◆ What is asked ◆
From the entries below, copy every line holding the word "http".

* start Supplied data *

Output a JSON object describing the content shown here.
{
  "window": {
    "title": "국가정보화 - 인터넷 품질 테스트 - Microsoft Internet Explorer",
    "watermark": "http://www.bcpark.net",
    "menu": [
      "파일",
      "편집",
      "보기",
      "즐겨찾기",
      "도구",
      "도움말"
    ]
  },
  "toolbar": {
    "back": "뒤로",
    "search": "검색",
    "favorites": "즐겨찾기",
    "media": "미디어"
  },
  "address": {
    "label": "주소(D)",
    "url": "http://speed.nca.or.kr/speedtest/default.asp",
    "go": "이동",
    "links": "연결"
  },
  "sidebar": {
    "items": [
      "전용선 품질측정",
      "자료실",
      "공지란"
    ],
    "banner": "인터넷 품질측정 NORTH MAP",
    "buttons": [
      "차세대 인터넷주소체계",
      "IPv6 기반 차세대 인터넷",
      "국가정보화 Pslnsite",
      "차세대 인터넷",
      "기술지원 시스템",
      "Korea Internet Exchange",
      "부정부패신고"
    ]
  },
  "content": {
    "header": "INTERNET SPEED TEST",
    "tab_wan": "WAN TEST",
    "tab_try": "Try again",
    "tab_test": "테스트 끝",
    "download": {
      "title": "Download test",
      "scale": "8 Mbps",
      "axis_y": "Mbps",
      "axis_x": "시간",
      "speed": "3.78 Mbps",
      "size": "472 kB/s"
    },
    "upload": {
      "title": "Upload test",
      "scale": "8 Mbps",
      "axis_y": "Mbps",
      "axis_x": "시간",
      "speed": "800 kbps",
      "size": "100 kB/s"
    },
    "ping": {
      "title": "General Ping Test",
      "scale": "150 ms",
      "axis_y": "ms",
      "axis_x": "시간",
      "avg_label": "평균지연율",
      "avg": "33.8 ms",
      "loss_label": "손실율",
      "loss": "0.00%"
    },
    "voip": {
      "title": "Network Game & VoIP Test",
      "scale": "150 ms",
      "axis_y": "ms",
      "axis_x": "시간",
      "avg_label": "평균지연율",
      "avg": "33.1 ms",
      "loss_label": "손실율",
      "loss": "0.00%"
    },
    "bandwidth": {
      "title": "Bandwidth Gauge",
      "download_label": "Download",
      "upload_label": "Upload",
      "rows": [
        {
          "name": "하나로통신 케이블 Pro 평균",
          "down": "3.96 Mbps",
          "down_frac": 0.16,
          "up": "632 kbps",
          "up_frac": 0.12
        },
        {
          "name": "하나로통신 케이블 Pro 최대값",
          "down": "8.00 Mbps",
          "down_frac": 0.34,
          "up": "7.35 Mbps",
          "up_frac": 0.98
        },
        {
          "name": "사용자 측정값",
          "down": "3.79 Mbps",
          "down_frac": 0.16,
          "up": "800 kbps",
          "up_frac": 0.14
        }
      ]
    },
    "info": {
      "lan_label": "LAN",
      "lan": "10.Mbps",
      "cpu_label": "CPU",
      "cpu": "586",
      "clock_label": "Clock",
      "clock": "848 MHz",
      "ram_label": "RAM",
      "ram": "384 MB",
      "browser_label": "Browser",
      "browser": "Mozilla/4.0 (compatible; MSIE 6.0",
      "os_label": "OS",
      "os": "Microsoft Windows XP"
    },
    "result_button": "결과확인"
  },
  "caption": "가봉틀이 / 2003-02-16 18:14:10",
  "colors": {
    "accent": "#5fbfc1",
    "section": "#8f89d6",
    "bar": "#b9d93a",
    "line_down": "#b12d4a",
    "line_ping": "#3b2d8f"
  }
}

* end Supplied data *

◆ Solution ◆
    "watermark": "http://www.bcpark.net",
    "url": "http://speed.nca.or.kr/speedtest/default.asp",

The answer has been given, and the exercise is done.